_What to produce_
In the entries below, count every line with the string "формула". State the count and nothing else.

_Excerpted records_
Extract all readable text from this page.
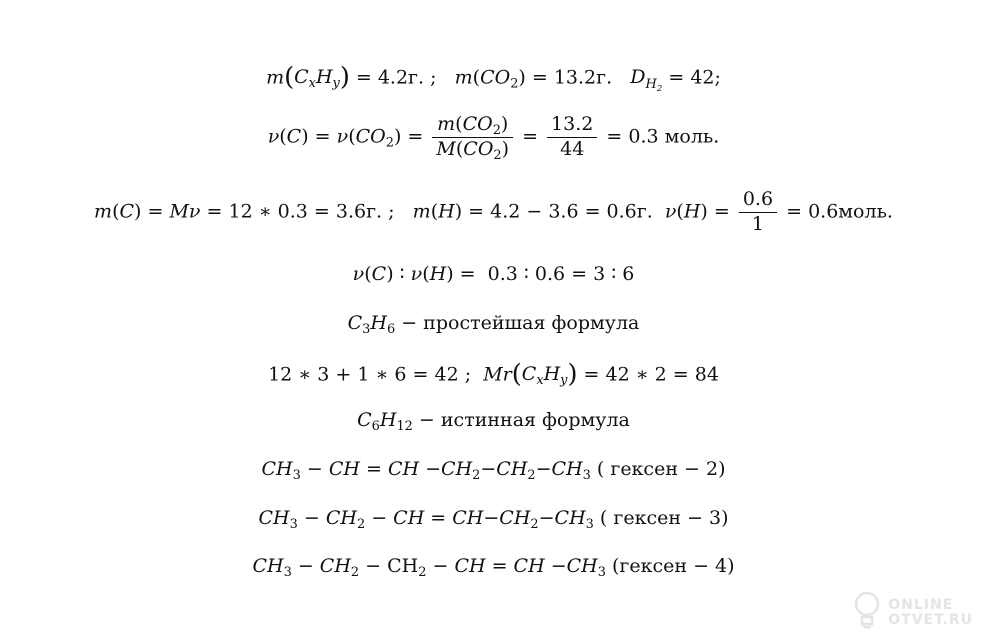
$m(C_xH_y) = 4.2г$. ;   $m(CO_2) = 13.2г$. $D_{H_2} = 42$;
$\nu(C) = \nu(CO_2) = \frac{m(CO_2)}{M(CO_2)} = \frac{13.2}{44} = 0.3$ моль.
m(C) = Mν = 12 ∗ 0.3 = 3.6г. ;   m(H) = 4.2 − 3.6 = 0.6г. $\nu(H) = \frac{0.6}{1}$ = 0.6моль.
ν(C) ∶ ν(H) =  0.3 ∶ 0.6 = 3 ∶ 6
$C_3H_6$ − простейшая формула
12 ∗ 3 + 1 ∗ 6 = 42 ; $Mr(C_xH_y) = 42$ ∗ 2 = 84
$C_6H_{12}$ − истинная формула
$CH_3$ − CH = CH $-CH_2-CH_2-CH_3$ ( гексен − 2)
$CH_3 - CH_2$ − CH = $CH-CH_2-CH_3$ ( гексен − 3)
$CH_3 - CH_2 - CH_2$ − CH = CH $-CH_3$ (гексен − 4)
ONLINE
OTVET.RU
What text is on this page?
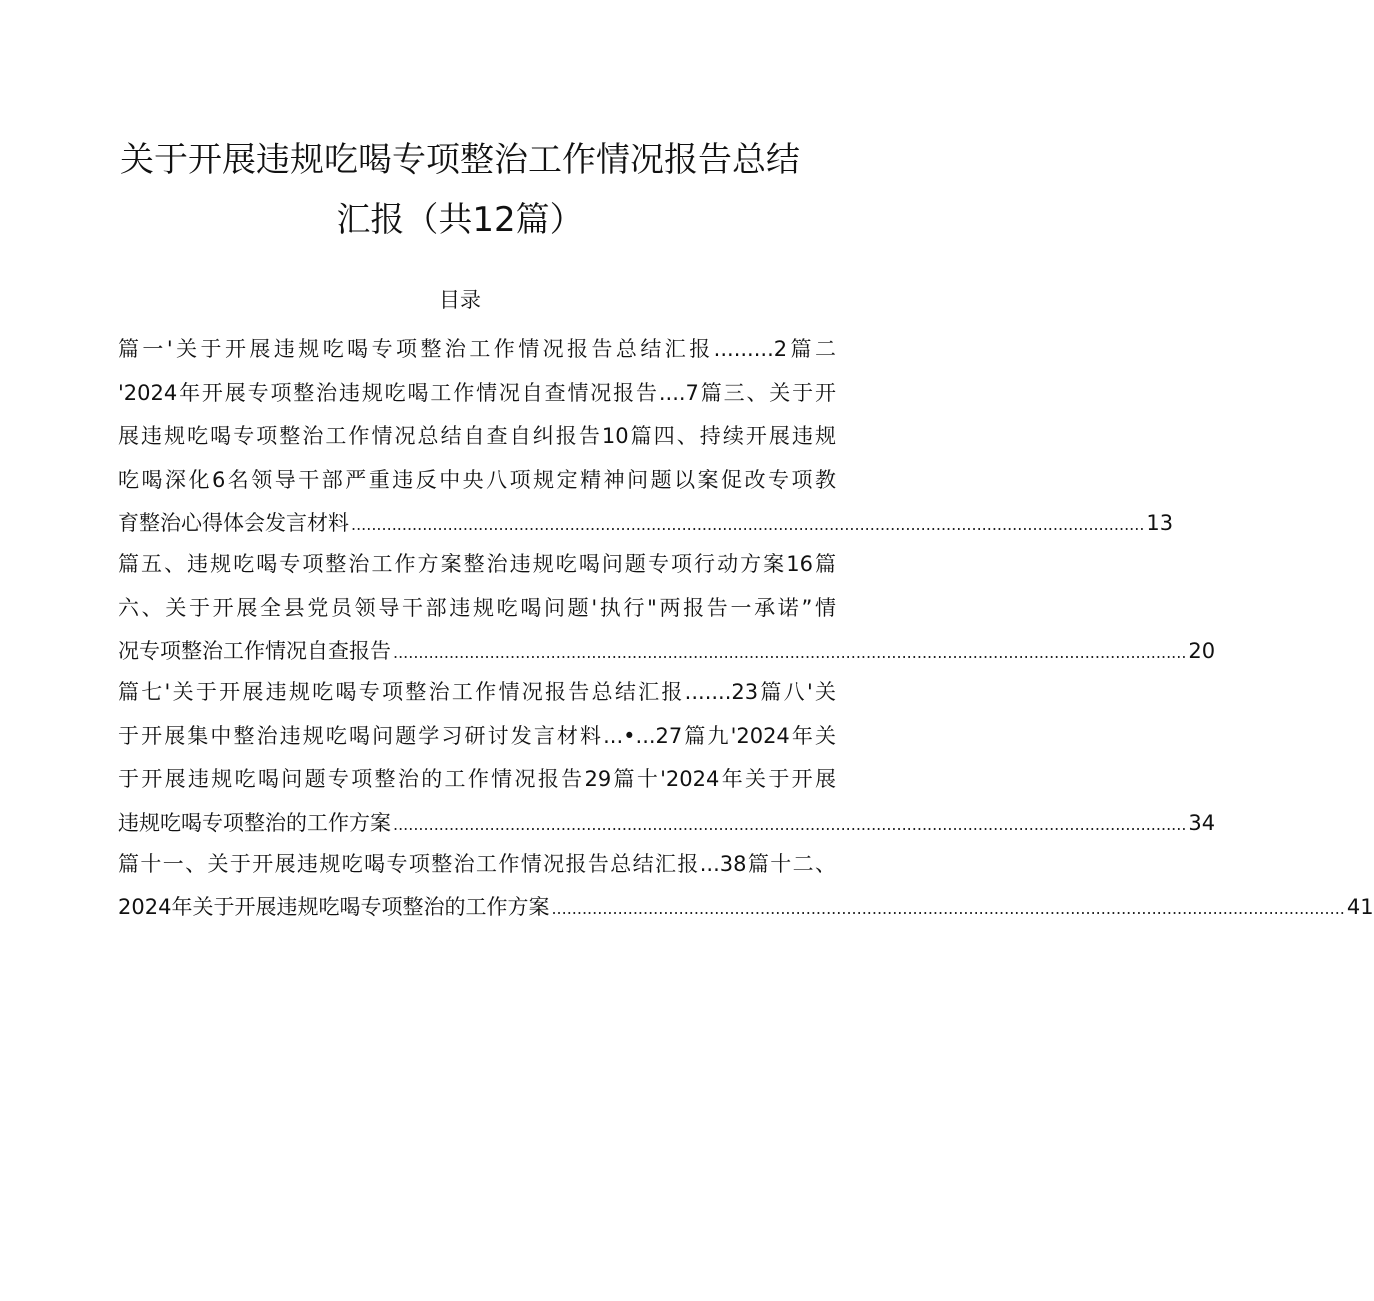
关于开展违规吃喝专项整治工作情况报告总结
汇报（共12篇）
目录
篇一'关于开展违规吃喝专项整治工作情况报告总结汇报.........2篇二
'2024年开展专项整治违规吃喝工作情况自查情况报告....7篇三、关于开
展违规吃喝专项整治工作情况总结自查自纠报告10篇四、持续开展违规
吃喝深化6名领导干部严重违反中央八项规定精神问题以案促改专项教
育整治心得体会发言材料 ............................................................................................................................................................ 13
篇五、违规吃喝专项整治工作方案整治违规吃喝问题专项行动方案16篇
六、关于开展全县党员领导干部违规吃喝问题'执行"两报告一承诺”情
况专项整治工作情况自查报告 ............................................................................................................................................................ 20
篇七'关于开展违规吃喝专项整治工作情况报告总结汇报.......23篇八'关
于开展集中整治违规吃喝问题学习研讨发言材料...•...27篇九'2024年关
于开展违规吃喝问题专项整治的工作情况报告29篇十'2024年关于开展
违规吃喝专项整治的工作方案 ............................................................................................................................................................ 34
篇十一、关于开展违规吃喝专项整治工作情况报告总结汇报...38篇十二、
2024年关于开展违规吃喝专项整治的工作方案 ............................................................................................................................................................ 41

==

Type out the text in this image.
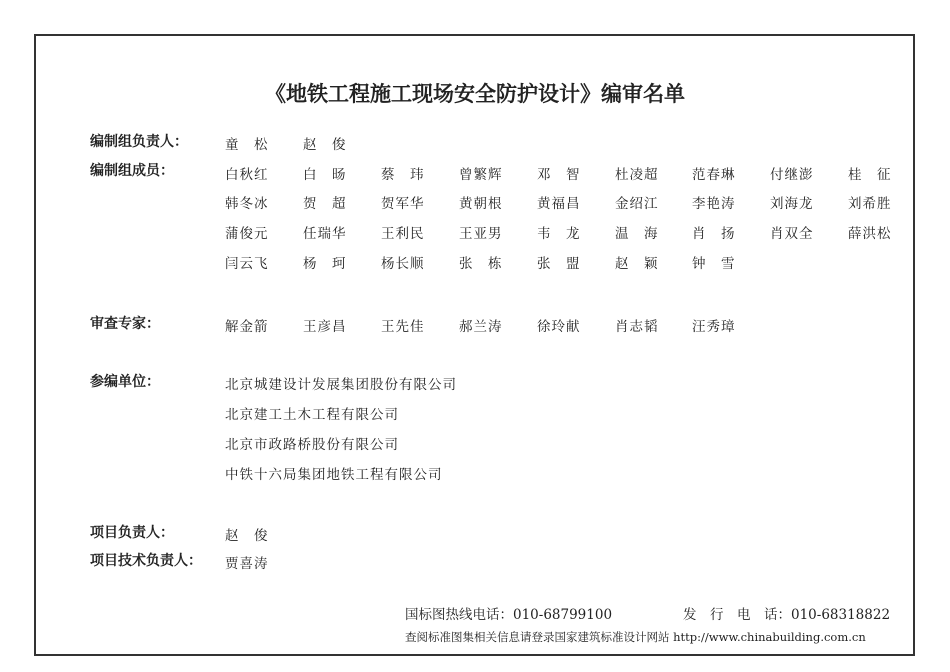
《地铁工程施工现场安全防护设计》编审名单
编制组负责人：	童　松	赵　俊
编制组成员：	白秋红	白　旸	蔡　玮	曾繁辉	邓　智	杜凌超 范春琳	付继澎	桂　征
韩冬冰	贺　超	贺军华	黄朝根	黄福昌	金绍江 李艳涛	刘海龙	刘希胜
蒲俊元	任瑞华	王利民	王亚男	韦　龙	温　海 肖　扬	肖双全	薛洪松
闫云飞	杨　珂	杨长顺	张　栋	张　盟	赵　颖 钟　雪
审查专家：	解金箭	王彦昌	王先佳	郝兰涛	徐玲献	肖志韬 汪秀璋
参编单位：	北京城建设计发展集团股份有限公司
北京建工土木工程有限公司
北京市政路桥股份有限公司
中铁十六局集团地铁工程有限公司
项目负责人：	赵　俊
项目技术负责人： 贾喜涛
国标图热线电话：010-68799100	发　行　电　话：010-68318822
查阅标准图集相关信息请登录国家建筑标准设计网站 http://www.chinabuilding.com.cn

* * *

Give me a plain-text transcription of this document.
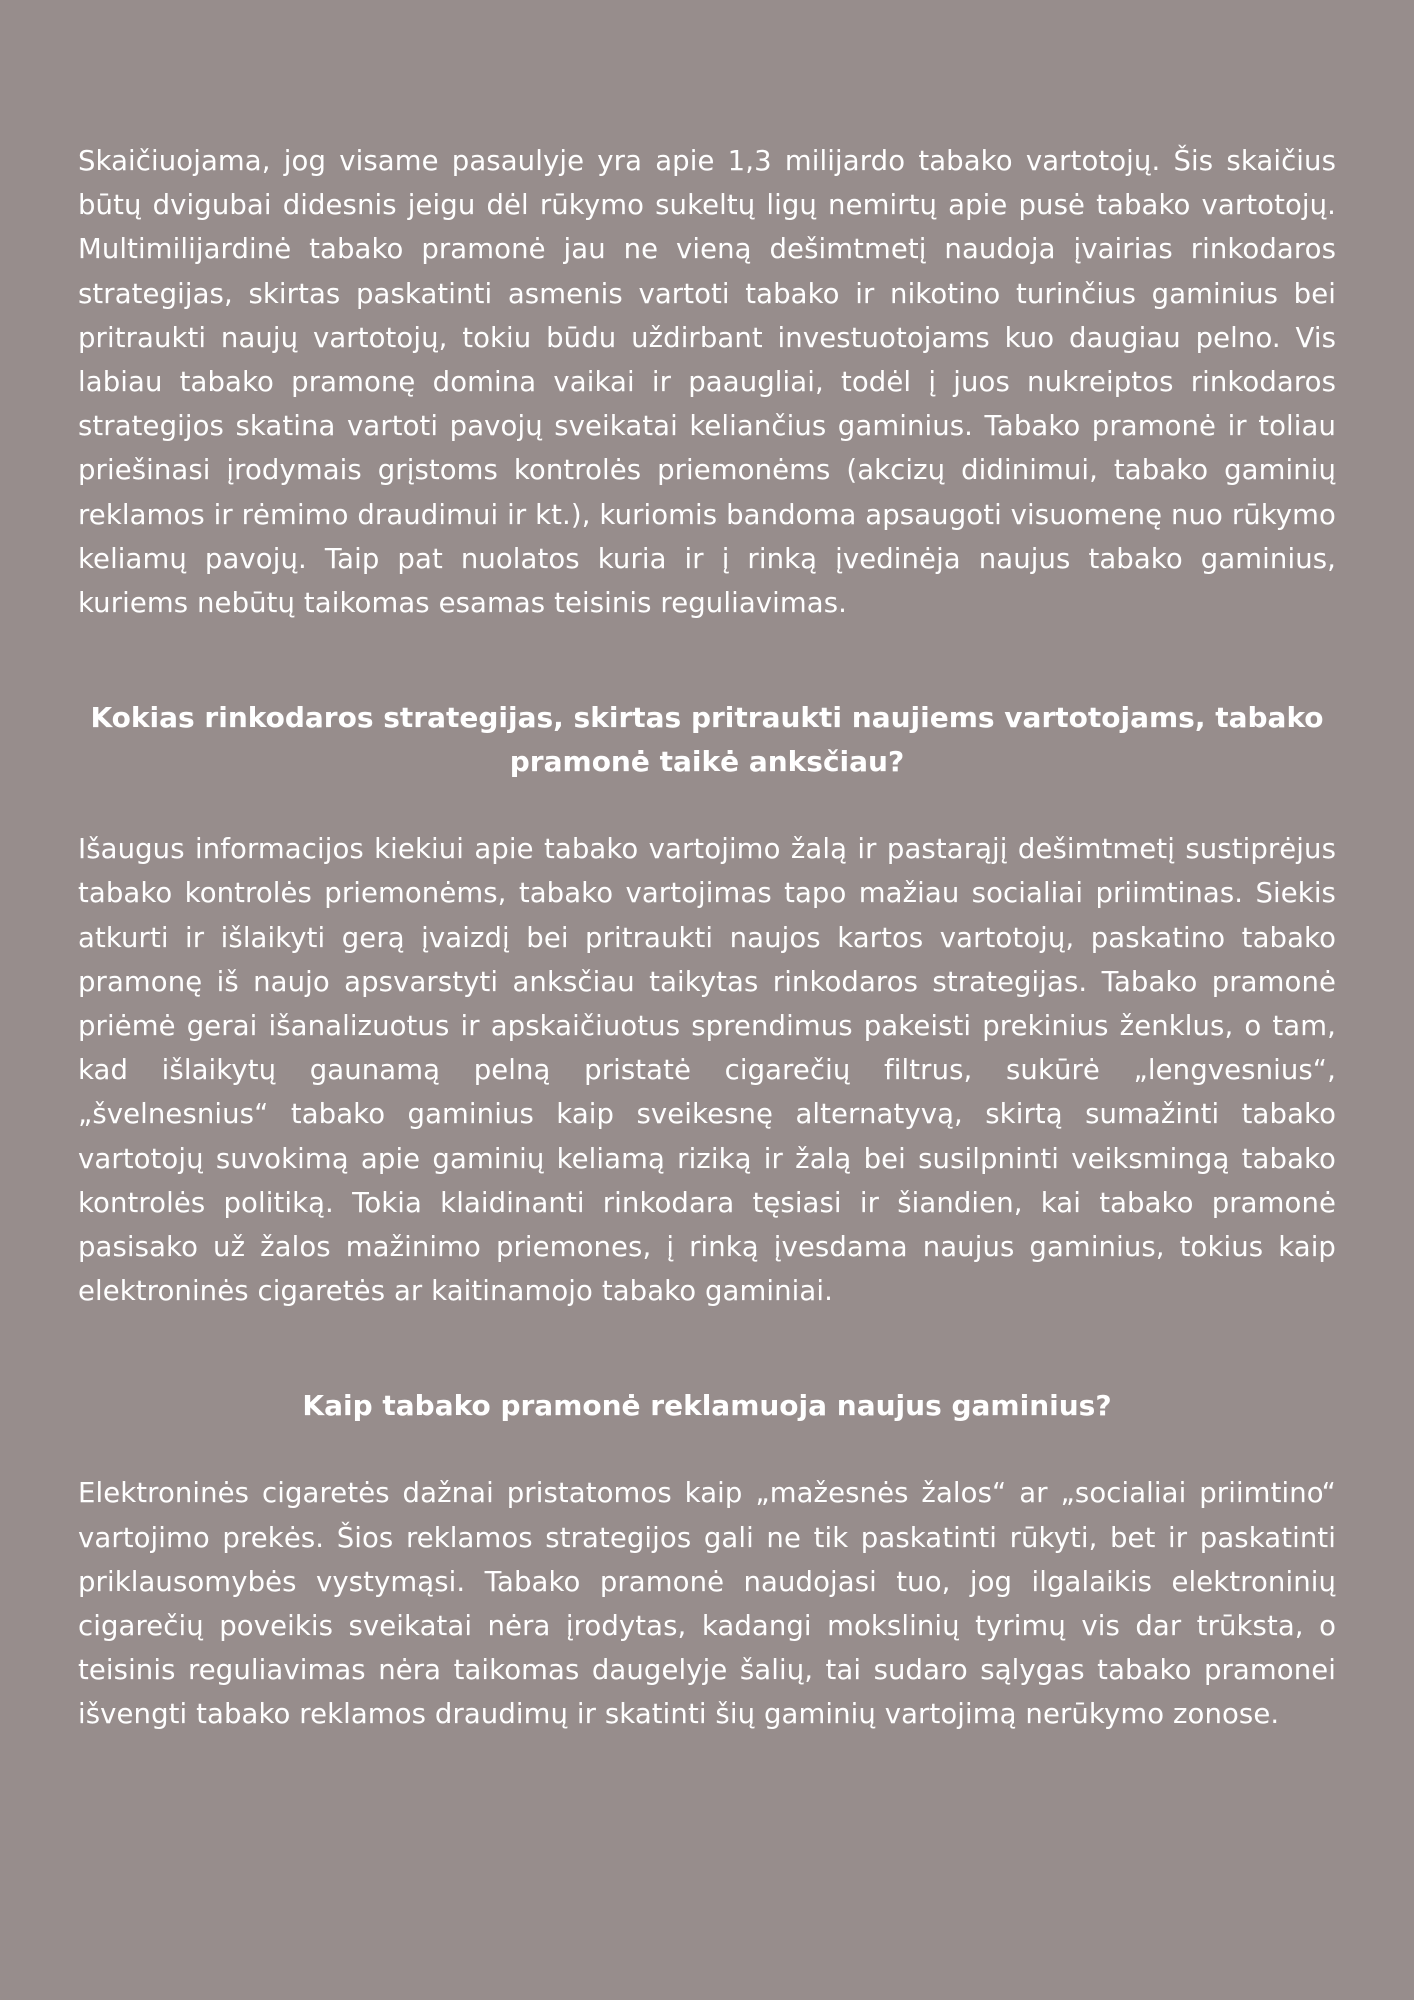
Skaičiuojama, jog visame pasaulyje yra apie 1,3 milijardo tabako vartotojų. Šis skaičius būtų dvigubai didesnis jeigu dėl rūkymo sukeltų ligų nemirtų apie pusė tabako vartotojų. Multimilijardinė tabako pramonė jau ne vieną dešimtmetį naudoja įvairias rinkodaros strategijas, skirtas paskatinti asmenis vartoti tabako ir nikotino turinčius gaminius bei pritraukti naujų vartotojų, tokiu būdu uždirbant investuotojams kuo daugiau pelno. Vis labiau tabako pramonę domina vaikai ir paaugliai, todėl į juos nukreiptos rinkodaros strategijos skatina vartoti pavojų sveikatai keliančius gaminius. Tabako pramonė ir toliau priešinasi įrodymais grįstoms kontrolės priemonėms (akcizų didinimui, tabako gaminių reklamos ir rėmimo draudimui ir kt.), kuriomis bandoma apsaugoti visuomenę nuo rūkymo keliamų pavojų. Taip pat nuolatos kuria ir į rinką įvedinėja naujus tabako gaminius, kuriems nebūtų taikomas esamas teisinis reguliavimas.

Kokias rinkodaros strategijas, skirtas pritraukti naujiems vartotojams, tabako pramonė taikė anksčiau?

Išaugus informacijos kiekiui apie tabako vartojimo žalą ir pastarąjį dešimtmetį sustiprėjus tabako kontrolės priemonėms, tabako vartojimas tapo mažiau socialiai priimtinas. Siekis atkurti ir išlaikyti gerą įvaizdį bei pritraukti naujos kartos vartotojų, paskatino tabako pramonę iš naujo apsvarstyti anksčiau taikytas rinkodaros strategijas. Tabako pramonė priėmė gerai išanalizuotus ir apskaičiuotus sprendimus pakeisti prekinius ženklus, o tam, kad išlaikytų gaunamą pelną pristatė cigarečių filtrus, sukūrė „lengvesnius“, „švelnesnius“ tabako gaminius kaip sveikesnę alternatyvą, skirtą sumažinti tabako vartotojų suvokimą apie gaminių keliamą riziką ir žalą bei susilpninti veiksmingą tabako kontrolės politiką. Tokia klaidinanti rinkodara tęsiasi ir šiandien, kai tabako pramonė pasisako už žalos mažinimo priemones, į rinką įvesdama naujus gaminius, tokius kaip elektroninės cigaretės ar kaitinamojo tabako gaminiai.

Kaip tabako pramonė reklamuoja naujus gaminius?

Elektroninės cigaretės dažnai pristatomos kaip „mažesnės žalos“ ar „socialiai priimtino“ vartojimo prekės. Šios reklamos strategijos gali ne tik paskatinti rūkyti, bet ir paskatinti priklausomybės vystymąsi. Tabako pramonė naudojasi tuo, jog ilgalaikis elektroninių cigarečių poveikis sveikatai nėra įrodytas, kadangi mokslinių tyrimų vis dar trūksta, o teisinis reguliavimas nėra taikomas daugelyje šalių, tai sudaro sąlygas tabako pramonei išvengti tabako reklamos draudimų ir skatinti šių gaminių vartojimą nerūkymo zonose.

_Exercise response_
2